=== What to work on ===
Go through the records and extract every line with the word "тарифов".

══ Input rows

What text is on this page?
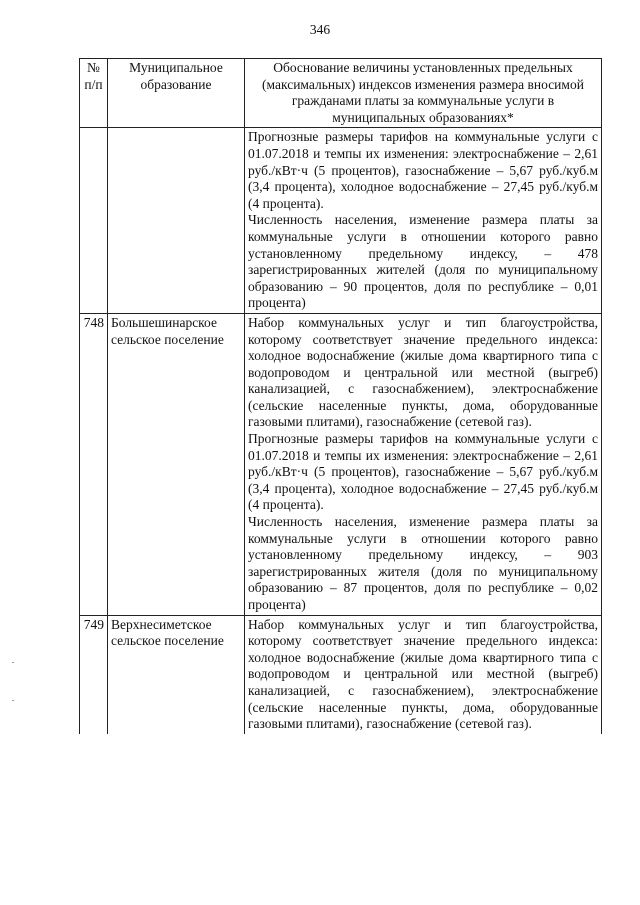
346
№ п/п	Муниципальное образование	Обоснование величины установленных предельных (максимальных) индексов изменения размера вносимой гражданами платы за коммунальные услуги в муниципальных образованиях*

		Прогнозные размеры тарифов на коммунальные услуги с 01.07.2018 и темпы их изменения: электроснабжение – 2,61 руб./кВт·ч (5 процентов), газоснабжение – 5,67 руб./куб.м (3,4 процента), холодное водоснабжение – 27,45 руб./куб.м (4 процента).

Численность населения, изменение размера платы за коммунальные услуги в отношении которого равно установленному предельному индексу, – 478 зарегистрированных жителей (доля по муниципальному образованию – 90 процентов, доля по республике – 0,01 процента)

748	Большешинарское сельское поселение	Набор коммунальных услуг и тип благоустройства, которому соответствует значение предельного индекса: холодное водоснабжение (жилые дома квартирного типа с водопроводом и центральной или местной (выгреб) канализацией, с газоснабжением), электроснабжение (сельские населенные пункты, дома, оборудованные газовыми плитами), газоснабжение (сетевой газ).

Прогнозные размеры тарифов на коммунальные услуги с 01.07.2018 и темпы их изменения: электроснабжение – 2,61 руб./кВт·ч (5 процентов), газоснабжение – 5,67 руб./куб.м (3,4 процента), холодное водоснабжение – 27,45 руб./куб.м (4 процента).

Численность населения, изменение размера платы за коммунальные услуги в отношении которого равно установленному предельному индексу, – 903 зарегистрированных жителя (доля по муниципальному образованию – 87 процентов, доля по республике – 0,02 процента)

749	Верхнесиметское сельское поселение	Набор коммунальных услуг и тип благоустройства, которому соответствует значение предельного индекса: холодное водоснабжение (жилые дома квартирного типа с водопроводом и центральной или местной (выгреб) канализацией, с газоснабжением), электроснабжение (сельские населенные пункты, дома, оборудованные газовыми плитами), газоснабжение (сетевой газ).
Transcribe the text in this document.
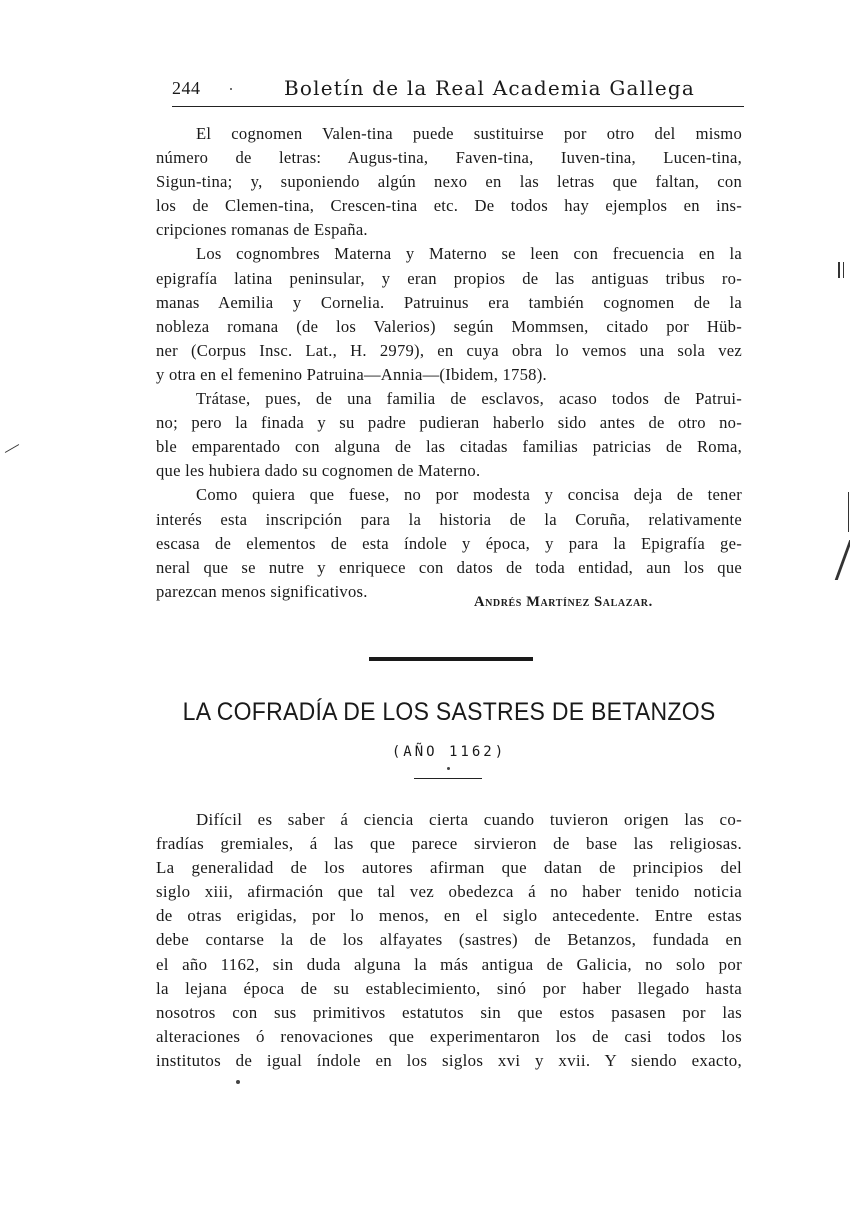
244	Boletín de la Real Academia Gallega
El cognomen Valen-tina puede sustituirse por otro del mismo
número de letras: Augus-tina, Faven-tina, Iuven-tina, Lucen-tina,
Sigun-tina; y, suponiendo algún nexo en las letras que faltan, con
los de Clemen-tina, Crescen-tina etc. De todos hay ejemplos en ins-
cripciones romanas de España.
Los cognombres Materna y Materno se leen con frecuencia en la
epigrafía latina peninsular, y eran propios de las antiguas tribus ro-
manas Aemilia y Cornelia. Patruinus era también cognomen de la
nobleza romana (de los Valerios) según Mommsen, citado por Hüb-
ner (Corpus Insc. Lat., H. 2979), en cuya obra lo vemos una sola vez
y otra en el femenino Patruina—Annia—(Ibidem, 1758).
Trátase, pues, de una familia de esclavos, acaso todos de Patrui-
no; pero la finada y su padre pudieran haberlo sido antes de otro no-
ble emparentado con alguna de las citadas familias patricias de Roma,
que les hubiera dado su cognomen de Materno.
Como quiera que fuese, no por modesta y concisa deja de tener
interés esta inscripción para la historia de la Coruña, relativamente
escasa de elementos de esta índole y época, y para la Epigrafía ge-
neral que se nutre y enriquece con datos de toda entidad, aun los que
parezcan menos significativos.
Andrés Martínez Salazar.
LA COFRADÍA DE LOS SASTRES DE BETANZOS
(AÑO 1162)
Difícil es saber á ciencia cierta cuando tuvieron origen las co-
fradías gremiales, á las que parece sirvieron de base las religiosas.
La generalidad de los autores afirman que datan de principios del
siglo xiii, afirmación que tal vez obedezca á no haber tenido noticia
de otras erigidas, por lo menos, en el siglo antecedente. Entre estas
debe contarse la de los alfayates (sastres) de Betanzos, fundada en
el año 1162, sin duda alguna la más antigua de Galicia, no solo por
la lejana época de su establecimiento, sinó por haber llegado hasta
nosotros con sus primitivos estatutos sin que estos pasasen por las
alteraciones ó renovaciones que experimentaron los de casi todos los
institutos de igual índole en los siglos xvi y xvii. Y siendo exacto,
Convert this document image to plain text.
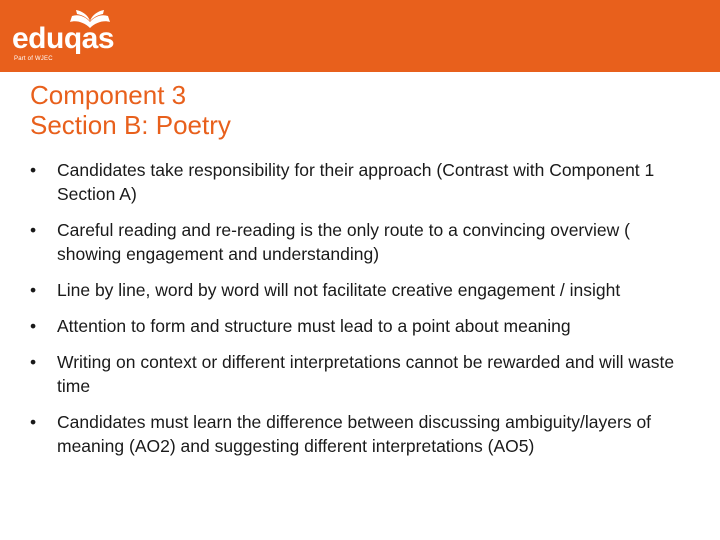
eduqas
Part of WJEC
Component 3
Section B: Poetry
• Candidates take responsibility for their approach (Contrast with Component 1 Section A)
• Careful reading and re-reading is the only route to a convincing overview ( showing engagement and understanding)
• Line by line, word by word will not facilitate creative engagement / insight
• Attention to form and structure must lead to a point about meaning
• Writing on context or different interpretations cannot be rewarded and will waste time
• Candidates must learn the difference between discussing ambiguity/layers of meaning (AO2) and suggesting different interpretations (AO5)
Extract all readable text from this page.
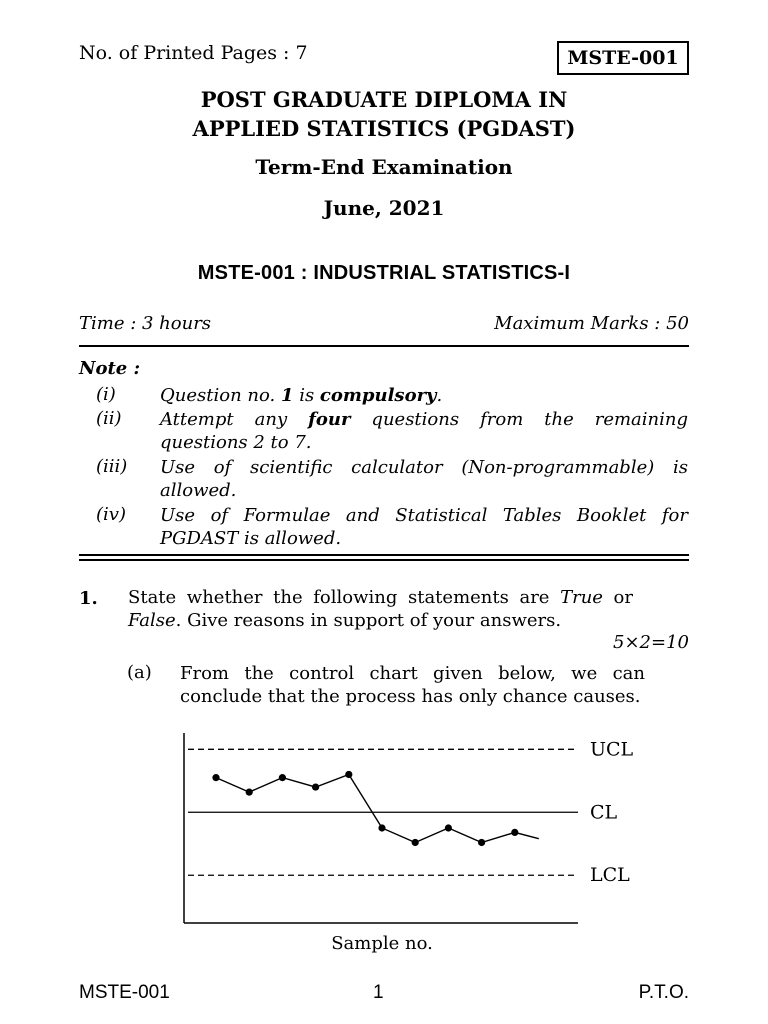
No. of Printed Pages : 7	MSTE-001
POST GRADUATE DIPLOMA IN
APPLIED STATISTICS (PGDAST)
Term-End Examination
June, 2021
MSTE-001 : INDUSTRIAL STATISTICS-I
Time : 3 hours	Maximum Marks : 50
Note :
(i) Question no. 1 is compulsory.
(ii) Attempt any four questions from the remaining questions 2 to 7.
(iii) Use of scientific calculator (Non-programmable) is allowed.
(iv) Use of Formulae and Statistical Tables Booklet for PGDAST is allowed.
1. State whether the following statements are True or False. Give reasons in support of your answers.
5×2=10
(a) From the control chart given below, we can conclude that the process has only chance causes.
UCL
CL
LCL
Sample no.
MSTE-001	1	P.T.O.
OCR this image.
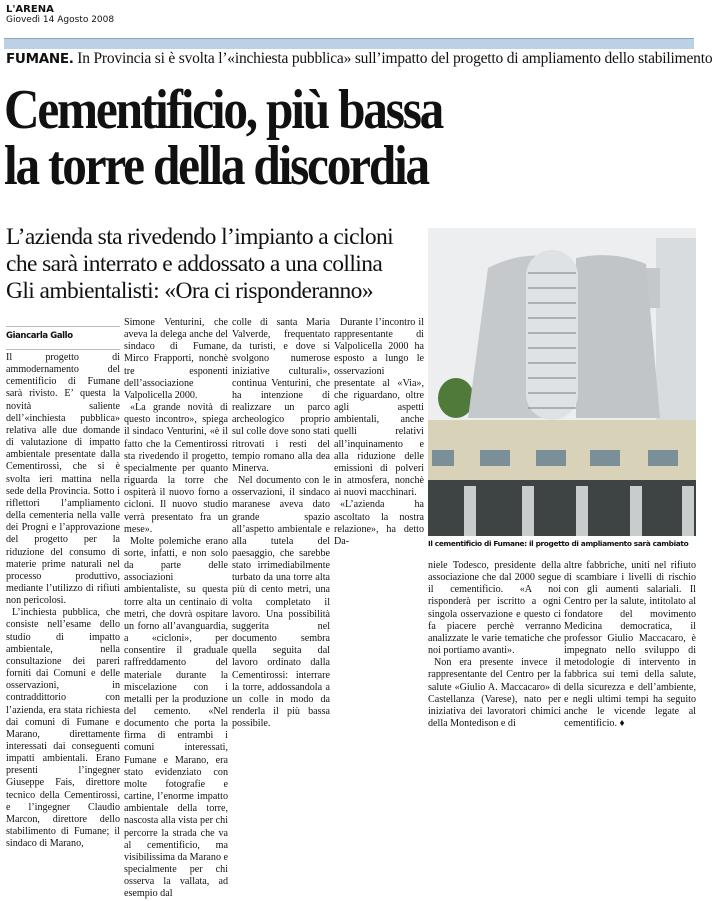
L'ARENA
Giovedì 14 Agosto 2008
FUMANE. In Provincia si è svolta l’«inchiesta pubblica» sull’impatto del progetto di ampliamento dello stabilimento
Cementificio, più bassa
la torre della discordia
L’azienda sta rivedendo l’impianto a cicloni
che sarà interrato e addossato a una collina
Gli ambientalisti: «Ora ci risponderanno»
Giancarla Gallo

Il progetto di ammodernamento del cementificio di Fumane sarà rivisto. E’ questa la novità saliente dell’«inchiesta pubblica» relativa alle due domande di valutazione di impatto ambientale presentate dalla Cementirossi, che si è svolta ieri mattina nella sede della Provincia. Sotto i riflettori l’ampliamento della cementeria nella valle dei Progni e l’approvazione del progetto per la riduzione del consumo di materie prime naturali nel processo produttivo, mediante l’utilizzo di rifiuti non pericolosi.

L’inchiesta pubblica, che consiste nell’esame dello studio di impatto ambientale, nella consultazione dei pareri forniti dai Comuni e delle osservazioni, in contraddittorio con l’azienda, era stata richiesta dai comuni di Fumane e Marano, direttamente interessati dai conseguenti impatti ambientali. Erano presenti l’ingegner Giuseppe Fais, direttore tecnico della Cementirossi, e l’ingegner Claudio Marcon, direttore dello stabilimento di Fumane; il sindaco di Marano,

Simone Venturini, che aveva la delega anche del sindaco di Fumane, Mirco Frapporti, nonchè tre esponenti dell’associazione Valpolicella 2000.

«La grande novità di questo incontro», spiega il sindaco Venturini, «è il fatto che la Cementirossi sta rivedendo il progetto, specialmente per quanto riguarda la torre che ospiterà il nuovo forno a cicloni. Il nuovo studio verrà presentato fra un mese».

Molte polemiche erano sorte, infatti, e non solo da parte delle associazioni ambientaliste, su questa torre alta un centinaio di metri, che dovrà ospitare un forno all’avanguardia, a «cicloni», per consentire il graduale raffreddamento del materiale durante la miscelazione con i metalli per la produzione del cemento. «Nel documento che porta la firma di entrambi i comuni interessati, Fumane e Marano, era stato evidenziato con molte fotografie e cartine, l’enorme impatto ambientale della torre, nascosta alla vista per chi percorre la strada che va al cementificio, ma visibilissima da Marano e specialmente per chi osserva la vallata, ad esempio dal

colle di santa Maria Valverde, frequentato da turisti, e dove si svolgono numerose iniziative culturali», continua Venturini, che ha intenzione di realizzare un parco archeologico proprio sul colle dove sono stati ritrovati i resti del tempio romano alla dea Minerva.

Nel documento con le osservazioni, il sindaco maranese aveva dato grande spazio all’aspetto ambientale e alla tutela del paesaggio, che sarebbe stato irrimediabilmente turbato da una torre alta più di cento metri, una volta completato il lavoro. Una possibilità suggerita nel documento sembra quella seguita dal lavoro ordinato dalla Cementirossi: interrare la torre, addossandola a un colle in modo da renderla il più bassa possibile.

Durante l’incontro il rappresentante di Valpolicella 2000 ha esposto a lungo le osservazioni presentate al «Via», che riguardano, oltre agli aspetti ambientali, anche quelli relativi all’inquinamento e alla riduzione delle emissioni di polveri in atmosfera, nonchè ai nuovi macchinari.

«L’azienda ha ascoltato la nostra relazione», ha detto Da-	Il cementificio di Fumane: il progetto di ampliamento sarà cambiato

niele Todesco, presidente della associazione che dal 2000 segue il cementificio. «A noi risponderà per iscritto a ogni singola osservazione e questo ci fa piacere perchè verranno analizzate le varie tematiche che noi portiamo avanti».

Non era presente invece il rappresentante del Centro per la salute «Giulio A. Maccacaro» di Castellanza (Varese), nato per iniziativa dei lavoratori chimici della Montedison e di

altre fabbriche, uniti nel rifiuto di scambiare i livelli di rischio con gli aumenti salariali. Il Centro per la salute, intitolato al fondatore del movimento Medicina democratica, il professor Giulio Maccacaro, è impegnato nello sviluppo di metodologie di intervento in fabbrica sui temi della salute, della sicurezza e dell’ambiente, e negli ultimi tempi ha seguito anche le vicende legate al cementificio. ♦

════

=== Solved problem ===
		Прогнозные размеры тарифов на коммунальные услуги с 01.07.2018 и темпы их изменения: электроснабжение – 2,61 руб./кВт·ч (5 процентов), газоснабжение – 5,67 руб./куб.м (3,4 процента), холодное водоснабжение – 27,45 руб./куб.м (4 процента).
Прогнозные размеры тарифов на коммунальные услуги с 01.07.2018 и темпы их изменения: электроснабжение – 2,61 руб./кВт·ч (5 процентов), газоснабжение – 5,67 руб./куб.м (3,4 процента), холодное водоснабжение – 27,45 руб./куб.м (4 процента).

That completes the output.